ВЫБРАННЫЙ ФРАГМЕНТ:
**********
Россия всегда, а особенно в кризисные времена, была богата выдающимися талантами, находившими отклик далеко за пределами страны, констатирует известный коллекционер, куратор направления «Современное искусство» в Школе дизайна НИУ ВШЭ Пьер-Кристиан Броше. Он приехал из Франции 35 лет назад и с тех пор издал ряд книг о творцах местного андеграунда. В интервью «БИЗНЕС Online» Броше порассуждал о роли РФ в общемировой культуре, ярмарках современного искусства и казанской художественной среде.
Пьер-Кристиан Броше: «Мне кажется, самое важное — это то, какие вопросы художник ставит перед собой и какую позицию он занимает»
«Татарстанские художники поднимают важные вопросы»
— Пьер, в феврале в Присутственных местах Казанского кремля открылась выставка Школы дизайна НИУ ВШЭ «Наследники: от классиков XIX века до классиков XXI века». Вы курировали ее, привезли для нее часть работ из своей коллекции и в целом в последнее время стали частым гостем в Казани. Ваши связи с нашим городом, похоже, крепнут.
— Да. А потом мы провели просветительскую программу в рамках параллельного продвижения выставки, например мои кураторские экскурсии, круглый стол «Рынок современного искусства сегодня» и мастер-классы, лекции от преподавателей Школы дизайна НИУ ВШЭ. А в конце мая я приехал снимать материал для передачи «Моя любовь — Россия!» на канале «Россия-Культура». Мы были в Болгаре, где обсуждали роль города как центра притяжения. Здесь купцы, которые в конце IX века делили торговлю с Багдадом и Бухарой, принимали ислам, поскольку понимали — будет проще, если ты мусульманин. Много всего открыли в истории города.
**********
(Сохраненные объекты из коллекции)
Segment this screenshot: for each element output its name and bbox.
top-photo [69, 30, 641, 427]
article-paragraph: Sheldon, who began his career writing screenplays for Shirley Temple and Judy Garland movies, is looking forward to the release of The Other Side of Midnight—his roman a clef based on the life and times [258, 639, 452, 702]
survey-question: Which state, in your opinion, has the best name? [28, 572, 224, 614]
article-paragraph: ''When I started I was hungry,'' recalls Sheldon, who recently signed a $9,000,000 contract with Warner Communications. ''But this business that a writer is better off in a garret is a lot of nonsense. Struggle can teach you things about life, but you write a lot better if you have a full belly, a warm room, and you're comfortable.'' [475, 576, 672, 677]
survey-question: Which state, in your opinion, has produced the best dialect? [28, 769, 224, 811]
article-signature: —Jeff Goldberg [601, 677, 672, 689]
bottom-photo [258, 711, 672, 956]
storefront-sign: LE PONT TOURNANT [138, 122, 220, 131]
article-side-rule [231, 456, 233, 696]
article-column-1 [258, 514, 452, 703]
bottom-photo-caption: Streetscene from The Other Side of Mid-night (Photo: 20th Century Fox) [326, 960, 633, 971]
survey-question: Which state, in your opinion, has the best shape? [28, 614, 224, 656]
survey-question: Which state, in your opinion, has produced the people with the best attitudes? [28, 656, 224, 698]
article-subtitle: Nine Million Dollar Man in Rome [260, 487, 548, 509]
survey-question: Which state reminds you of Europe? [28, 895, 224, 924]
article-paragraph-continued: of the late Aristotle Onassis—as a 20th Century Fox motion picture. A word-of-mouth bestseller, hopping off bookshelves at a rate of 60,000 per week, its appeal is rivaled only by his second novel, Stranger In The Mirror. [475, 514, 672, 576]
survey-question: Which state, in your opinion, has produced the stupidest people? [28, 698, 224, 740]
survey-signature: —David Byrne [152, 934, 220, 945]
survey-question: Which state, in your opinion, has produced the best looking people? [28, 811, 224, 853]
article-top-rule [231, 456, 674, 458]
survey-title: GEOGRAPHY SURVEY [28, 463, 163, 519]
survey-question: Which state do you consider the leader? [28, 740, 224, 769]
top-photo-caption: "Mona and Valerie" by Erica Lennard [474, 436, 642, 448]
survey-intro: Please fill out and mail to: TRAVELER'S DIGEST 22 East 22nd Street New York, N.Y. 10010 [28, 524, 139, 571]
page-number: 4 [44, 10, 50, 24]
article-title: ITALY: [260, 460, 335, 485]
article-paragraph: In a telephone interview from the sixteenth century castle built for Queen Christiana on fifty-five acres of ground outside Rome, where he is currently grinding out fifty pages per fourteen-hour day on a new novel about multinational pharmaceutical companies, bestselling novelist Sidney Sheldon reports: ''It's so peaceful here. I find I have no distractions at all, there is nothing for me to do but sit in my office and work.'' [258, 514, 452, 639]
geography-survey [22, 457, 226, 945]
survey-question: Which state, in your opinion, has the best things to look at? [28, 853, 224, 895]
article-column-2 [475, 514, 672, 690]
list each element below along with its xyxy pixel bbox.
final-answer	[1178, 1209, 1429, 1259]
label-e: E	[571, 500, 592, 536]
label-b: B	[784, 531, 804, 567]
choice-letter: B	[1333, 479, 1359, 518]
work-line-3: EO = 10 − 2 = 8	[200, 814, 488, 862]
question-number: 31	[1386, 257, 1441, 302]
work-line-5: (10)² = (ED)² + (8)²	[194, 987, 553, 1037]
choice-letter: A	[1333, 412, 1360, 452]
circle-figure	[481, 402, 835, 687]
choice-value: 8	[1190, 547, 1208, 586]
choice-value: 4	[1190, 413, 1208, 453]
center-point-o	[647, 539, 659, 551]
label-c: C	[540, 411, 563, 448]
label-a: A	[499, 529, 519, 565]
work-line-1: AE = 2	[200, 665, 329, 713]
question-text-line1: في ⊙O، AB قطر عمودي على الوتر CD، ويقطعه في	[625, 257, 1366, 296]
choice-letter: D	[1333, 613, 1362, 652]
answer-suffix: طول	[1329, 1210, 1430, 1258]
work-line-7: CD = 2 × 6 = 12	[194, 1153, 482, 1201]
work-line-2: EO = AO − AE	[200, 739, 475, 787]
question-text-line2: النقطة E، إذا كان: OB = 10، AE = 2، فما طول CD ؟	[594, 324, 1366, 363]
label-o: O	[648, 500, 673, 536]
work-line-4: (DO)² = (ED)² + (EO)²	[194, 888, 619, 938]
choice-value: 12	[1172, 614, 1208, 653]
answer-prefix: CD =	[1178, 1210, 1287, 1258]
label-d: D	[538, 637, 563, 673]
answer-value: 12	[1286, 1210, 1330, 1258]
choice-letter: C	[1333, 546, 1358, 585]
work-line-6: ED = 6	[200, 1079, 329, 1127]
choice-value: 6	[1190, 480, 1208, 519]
**********
ТРЕБОВАНИЕ 1: Перепишите из интервью отрывок от слов «Россия всегда, а» до слов «казанской художественной среде.» включительно.
ТРЕБОВАНИЕ 2: Продолжите интервью с Пьером-Кристианом Броше после последней приведенной реплики.
Приведенные объекты для работы не используются.

ИТОГОВЫЙ ОТВЕТ 1:
Россия всегда, а особенно в кризисные времена, была богата выдающимися талантами, находившими отклик далеко за пределами страны, констатирует известный коллекционер, куратор направления «Современное искусство» в Школе дизайна НИУ ВШЭ Пьер-Кристиан Броше. Он приехал из Франции 35 лет назад и с тех пор издал ряд книг о творцах местного андеграунда. В интервью «БИЗНЕС Online» Броше порассуждал о роли РФ в общемировой культуре, ярмарках современного искусства и казанской художественной среде.

ИТОГОВЫЙ ОТВЕТ 2:
— До выставки в Кремле в вашей коллекции из произведений казанских художников была лишь работа Зухры Салаховой. На кого еще вы обратили внимание, помимо нее?
— Мне очень понравился подход Юлии Корбут в ее работе «Шкатулки, хранящие стыд» из хлеба. Да и вообще было приятно провести этот опен-колл, потому что обнаружилось, что Зухра не одна — есть большое сообщество талантливых художников, для которых выставка стала важным событием. Мы вместе с Серовым и Рокотовым, извините, не каждый день экспонируемся.
Мне уже из Челябинска, Новосибирска и Башкортостана звонили, чтобы сделать такую же коллаборацию, так что идея, которую мы развивали с Ксенией (Ксения Яровинская — начальник выставочного отдела ГБУ «Музей-заповедник „Казанский Кремль“» — прим. ред.), может стать брендом Казанского кремля, выступившего в качестве инициатора и основоположника. Школа дизайна НИУ ВШЭ здесь также играет ключевую роль как образовательная платформа, способная закрепить и развить этот подход, вовлекая молодых специалистов и формируя новое поколение художников и кураторов уже в региональном контексте.
Пьер-Кристиан Броше родился 29 сентября 1960 года во французском городе Шательро. После учебы в лицее в 1979-м поступил в французскую бизнес-школу École des affaires de Paris (ESCP) в Париже, где впервые познакомился с издательским бизнесом. Также обучался в Оксфорде и Дюссельдорфе.
В 1989-м посетил в Москве «Первую галерею» Айдан Салаховой, где начал собирать будущую русскую коллекцию. Через год познакомился с главными фигурами ленинградского андеграунда — Сергеем Африкой Бугаевым, Тимуром Новиковым, Георгием Гурьяновым, Владиславом Мамышевым-Монро и др.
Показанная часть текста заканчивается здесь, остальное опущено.